* _What is being asked_
Find every line in the records below that holds the word "期末余额", and copy it out.

* _Extracted entries_
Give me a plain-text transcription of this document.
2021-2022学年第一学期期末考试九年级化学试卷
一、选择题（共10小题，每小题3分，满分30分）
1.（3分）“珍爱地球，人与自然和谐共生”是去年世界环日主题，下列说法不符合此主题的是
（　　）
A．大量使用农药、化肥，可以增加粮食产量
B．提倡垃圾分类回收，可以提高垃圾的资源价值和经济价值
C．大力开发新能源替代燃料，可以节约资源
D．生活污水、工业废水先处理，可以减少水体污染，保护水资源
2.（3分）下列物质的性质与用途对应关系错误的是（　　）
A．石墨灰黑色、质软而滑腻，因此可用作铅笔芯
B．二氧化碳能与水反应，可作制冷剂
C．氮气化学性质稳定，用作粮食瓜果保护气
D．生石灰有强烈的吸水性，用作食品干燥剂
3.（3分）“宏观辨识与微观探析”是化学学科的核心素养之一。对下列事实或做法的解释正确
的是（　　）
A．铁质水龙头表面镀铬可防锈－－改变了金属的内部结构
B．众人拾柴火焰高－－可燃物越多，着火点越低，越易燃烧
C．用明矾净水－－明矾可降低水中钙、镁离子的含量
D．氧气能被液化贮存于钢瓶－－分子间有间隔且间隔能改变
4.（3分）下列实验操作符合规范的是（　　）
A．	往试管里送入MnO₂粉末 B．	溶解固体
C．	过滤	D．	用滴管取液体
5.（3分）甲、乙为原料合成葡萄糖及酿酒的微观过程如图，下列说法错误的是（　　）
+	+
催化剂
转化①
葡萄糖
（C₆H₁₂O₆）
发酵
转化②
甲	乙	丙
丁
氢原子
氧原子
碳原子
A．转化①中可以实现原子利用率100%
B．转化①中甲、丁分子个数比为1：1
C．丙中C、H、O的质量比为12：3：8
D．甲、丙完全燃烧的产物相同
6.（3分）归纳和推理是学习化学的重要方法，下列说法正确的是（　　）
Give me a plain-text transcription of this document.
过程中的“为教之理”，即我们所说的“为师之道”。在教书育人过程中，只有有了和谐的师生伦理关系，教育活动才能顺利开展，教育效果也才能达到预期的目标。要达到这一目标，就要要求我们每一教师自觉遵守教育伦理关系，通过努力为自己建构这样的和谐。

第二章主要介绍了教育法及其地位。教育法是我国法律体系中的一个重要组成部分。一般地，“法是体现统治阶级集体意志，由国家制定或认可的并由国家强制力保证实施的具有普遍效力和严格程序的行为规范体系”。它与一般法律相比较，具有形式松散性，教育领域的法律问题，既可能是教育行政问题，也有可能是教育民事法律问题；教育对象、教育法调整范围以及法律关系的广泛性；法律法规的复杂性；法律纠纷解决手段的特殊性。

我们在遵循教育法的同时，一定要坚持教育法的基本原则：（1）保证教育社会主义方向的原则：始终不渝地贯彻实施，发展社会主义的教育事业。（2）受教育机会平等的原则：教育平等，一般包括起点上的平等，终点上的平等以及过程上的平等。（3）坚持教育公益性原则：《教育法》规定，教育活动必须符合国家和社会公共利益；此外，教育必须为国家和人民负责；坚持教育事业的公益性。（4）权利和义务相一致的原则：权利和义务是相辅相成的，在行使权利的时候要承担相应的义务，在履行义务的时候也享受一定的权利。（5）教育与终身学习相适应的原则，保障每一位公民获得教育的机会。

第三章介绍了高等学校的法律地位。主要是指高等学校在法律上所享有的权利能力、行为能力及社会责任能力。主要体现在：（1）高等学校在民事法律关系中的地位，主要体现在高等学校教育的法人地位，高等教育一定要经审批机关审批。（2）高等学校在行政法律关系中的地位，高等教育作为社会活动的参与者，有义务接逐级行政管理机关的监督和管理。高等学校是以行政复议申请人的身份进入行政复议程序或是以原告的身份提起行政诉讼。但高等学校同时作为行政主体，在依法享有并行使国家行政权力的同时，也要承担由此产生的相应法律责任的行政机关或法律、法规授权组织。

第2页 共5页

* * *

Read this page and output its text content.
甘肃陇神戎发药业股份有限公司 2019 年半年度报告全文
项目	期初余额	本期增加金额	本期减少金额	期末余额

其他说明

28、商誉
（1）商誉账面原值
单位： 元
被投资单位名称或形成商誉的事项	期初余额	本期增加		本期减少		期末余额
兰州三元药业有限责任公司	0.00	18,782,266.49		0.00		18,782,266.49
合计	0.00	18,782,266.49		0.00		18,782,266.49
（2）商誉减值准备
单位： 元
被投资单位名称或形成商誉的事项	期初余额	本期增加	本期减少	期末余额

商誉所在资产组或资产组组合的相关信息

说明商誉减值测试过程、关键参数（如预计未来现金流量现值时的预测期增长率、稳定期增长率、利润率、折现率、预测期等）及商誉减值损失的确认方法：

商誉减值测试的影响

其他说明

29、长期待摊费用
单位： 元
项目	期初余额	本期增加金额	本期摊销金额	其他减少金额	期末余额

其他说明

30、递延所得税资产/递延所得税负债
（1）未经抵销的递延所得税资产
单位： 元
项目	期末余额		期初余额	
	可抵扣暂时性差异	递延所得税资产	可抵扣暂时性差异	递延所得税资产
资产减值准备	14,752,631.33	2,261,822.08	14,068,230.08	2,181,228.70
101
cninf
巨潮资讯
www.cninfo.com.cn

* _Result below_
项目	期初余额	本期增加金额	本期减少金额	期末余额
被投资单位名称或形成商誉的事项	期初余额	本期增加		本期减少		期末余额
被投资单位名称或形成商誉的事项	期初余额	本期增加	本期减少	期末余额
项目	期初余额	本期增加金额	本期摊销金额	其他减少金额	期末余额
项目	期末余额		期初余额	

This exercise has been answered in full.